* **What you have to do**: Write out all lines holding the word "right".

* **Task inputs**:
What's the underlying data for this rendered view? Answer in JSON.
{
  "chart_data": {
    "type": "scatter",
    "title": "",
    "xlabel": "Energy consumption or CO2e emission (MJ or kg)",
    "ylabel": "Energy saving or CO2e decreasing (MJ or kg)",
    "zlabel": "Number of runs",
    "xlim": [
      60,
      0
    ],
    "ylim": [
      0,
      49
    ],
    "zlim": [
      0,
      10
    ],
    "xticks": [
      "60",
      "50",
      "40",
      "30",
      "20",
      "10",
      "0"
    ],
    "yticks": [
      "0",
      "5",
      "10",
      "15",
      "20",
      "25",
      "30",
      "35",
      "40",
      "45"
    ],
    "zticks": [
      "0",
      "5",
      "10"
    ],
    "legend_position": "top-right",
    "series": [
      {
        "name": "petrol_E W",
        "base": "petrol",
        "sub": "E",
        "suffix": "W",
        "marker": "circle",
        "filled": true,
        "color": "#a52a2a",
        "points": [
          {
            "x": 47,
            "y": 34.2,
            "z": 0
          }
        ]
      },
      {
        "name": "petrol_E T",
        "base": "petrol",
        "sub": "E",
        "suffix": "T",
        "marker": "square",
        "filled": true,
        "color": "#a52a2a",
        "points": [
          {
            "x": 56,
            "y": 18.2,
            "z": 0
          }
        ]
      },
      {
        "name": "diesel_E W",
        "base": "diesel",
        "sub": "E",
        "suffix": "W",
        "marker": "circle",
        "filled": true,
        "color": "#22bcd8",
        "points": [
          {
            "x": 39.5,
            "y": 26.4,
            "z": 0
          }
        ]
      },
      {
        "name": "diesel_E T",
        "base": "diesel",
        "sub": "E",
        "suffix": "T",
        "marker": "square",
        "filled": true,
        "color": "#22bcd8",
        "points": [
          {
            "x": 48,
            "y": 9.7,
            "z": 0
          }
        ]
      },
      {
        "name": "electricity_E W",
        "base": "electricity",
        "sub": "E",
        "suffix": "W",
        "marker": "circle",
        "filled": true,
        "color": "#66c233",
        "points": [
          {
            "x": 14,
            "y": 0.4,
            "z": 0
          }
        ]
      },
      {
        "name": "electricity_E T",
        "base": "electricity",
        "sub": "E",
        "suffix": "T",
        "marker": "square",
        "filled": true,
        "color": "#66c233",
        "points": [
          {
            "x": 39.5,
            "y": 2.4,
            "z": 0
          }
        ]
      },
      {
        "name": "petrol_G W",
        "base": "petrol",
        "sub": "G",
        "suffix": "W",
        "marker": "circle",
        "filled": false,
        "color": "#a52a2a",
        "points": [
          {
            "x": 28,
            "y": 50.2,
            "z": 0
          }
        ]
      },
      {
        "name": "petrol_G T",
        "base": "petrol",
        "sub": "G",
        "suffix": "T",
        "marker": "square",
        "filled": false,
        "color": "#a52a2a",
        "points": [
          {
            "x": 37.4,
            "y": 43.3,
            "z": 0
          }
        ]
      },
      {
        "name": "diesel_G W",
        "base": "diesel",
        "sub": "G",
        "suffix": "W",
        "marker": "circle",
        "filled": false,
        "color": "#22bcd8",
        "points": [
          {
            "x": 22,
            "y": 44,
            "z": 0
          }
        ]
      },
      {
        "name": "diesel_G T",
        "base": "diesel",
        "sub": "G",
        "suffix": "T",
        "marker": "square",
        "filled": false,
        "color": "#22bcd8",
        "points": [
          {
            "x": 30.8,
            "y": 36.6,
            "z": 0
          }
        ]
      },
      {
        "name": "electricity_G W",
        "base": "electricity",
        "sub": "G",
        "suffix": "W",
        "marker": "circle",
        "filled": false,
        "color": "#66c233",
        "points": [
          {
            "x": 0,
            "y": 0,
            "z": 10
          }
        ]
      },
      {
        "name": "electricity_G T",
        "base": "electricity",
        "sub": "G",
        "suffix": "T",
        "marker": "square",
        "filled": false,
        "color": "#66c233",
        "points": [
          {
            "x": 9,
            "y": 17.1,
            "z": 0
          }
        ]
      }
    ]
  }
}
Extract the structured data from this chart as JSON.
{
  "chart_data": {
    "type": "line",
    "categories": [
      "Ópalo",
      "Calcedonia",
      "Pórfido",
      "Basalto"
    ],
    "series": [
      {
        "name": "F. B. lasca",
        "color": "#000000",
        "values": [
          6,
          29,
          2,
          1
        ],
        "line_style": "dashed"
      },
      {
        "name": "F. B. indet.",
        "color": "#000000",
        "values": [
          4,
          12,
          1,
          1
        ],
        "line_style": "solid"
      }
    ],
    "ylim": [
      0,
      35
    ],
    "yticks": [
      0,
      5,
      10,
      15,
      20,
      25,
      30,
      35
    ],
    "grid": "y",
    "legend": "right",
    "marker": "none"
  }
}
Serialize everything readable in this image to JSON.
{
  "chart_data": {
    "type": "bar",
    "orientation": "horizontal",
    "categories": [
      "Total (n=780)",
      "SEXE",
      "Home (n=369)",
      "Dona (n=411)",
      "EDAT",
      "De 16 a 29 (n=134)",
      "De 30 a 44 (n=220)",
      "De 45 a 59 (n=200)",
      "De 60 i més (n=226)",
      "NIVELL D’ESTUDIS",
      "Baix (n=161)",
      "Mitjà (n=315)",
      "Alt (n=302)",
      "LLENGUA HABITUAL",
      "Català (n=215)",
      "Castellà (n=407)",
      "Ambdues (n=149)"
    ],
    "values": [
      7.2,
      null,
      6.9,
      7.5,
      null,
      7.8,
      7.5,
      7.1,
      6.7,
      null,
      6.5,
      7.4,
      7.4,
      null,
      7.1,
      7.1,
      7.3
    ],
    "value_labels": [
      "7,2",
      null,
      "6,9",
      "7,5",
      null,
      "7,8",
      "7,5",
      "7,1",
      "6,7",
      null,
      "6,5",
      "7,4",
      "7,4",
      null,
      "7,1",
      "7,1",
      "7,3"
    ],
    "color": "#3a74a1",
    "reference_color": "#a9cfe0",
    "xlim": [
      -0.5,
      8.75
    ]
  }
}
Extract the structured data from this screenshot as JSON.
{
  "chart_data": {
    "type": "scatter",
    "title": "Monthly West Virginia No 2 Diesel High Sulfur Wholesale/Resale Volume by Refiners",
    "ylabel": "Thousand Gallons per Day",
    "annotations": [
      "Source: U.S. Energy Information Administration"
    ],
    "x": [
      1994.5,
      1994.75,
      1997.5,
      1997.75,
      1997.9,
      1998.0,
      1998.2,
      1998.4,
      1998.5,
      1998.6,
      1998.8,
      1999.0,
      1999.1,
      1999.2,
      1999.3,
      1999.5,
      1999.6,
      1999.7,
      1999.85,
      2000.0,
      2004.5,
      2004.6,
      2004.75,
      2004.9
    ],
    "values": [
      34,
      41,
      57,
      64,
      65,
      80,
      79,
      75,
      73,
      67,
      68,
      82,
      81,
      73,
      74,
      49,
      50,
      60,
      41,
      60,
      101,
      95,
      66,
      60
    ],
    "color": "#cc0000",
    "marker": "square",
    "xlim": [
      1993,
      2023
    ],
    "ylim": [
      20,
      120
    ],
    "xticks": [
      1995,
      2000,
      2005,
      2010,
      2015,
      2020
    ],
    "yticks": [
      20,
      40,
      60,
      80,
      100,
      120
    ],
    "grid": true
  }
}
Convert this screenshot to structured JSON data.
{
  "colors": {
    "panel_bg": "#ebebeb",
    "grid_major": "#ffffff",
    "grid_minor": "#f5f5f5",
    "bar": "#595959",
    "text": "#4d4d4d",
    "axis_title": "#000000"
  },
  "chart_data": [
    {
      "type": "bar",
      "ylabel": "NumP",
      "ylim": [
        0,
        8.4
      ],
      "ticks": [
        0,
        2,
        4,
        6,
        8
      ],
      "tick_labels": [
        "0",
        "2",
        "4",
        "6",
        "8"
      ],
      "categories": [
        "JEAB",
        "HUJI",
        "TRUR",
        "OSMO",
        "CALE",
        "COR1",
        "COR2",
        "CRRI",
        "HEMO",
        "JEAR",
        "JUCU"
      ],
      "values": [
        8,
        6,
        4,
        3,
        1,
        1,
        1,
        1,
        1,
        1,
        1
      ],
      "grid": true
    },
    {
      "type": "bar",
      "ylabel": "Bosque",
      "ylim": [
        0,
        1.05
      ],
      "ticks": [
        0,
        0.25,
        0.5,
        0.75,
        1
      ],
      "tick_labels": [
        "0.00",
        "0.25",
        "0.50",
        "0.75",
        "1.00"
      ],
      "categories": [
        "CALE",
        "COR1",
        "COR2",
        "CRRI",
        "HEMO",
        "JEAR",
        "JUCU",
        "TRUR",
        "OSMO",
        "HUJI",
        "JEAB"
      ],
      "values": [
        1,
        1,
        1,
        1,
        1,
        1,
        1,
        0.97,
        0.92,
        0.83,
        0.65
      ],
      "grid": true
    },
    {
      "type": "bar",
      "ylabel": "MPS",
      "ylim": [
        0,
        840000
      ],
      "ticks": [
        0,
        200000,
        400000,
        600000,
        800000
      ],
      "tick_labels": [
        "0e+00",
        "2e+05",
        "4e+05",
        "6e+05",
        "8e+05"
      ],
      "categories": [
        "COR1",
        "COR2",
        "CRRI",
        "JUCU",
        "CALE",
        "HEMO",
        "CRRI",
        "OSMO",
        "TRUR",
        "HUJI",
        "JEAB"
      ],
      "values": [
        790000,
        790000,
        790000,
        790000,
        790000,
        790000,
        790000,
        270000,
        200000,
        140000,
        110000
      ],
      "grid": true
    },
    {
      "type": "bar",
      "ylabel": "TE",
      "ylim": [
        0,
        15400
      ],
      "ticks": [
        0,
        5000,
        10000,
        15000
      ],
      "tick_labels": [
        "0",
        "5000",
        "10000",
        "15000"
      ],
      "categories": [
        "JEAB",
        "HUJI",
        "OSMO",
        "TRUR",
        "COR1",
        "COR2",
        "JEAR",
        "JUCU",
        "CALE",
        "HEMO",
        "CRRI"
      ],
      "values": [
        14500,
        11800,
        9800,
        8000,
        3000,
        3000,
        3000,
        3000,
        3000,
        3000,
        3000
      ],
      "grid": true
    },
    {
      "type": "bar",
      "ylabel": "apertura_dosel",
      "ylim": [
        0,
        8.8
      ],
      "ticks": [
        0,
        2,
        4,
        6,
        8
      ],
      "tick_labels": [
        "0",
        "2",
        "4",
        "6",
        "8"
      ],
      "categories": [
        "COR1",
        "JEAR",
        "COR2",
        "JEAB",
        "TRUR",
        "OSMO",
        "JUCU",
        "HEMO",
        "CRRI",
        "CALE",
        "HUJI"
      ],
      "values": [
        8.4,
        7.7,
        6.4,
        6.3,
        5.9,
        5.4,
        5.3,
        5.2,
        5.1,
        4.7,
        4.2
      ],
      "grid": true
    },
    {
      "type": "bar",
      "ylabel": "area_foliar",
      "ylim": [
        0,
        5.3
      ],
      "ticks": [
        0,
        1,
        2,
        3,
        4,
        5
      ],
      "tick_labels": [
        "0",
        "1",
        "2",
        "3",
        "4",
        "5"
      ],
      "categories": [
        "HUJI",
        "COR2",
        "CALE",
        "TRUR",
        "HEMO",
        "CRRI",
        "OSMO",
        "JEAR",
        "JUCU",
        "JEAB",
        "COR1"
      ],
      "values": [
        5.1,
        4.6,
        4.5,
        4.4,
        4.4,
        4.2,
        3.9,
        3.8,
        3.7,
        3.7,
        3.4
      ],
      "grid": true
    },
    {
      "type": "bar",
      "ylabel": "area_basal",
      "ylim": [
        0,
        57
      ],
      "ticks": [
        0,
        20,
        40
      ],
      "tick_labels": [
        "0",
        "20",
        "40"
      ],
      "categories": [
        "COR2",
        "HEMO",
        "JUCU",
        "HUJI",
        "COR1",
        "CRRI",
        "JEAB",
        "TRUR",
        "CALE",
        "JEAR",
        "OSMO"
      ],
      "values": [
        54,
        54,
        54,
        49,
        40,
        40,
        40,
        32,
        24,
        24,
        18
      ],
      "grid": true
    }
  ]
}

* **Response**:
    "legend_position": "top-right",
    "legend": "right",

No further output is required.